> _TASK REQUIREMENTS_
Rewrite the part of the email-scam warning between "Luckily I twigged" and "have been fooled.", inclusive, replacing "2-factor authentication" with "two-factor authentication".

> _TEXT PASSAGE_
Warning: email scam aimed at website owners.

Confession time. I just got scammed. Yep. I know the dangers, I’ve spotted scams before, but this time I fell for it and for 5 minutes or so my account was vulnerable to attack. Thankfully I realised what was happening fast and was able to fix things quickly, but this scare has made me all the  more wary of opening emails and clicking on web links.

I received an email which I have reproduced in full below.

Straight away I was thinking ‘Oh no, what has happened, who could have hacked into my account.’

I guess because I thought I was already hacked, I was not suspicious that this email itself was the scam.

I clicked on the link in the email (mistake!) to login to my bluehost account to ‘re-activate’ it and see what the problem was. It asked me for my password a second time, which made me suspicious.  I then carefully re-read the email below and noticed that the address in the link was:

http://my.bluehost.com.eebe038e47780c96e2762b5e2003cef7.kristenione.com/account/9120/reactivation.html

This is obviously is a scam, because the domain name (in the middle) is “kristenione.com” but unfortunately I had only read the start – “my.bluehost.com”

So by clicking on the link and logging in I have actually given these people my login and password for my bluehost account.

Luckily I twigged to what was happening, so I quickly logged into my c-panel and changed the password. I also changed the password to my SQL database in case they had beaten me to it.

I have also now enabled 2-factor authentication which will protect against this in the future.  I was not aware that Bluehost offered 2-factor authentication but they do. It uses the Google Authenticator app.

Here’s the scam email. I wonder if you would have been fooled.

 

“Hello, WAYNE CONNOR

We are contacting you today because we have disabled your outbound email services temporarily.

> _GIVEN DATA_
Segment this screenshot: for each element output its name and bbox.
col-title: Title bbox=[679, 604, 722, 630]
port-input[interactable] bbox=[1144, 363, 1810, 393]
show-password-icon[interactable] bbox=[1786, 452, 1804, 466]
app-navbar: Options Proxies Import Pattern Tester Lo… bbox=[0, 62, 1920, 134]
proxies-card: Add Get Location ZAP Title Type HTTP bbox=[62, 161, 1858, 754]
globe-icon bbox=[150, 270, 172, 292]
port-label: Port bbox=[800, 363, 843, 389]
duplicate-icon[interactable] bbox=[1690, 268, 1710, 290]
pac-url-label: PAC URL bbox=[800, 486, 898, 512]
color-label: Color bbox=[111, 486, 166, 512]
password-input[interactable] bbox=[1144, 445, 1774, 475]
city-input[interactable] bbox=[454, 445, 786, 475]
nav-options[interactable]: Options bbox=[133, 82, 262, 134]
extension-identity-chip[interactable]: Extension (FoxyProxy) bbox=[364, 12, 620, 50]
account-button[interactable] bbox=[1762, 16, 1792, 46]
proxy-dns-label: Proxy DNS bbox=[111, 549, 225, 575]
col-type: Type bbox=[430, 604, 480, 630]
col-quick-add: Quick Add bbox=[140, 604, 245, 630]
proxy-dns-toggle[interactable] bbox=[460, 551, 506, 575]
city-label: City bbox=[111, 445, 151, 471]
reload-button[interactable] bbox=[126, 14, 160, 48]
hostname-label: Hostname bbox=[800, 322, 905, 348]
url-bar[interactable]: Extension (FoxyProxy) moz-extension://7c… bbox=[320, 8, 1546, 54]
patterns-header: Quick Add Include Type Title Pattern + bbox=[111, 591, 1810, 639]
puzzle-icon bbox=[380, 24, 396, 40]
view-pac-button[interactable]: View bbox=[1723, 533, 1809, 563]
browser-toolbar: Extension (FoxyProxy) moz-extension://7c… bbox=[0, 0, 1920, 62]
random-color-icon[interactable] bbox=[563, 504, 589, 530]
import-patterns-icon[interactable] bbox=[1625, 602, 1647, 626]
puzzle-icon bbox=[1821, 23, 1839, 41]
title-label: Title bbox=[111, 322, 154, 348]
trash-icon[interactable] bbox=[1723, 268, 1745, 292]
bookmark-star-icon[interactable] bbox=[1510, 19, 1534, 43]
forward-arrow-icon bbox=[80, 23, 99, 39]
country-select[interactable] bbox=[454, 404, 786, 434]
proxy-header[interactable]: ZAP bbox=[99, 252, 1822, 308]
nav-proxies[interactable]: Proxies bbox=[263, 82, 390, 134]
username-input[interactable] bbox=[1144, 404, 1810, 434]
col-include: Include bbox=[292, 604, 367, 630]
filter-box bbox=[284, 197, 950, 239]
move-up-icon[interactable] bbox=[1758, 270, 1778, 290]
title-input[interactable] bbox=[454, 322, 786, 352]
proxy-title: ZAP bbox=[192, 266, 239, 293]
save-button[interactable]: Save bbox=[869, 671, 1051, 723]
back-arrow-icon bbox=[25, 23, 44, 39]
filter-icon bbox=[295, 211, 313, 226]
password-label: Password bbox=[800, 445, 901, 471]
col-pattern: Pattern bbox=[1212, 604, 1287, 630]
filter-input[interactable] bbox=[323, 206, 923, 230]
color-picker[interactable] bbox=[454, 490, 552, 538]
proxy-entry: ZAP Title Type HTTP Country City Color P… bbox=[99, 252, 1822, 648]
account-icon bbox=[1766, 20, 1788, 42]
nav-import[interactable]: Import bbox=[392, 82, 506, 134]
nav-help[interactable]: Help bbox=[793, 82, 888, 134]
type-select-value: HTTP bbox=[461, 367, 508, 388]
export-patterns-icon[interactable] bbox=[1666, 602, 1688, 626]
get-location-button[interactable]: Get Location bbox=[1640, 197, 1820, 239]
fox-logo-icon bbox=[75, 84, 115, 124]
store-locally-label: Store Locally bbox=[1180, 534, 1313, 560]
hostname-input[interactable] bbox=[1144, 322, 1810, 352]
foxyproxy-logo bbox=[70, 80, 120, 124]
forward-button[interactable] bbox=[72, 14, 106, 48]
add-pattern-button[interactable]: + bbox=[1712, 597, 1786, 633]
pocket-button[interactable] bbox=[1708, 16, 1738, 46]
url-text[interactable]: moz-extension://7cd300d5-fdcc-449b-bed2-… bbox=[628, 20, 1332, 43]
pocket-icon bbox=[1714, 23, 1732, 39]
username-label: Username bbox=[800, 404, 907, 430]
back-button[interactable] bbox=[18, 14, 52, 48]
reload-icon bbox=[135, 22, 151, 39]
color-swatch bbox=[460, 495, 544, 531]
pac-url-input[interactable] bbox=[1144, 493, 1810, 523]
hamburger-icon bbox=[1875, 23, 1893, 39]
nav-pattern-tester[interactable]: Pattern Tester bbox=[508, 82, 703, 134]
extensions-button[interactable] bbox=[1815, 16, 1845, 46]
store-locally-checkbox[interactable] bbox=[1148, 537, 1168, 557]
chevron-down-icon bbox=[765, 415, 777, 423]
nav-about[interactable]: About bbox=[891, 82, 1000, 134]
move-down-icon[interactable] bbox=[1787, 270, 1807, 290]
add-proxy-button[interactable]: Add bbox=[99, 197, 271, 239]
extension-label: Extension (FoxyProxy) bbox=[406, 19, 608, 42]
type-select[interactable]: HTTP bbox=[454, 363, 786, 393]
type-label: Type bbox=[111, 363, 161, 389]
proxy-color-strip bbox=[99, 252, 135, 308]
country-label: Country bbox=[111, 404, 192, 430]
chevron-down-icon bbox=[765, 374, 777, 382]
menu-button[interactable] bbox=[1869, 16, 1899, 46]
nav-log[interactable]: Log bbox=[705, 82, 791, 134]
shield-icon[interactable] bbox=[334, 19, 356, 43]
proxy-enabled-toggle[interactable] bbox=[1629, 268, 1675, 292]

> _EXPECTED ANSWER_
Luckily I twigged to what was happening, so I quickly logged into my c-panel and changed the password. I also changed the password to my SQL database in case they had beaten me to it.

I have also now enabled two-factor authentication which will protect against this in the future.  I was not aware that Bluehost offered two-factor authentication but they do. It uses the Google Authenticator app.

Here’s the scam email. I wonder if you would have been fooled.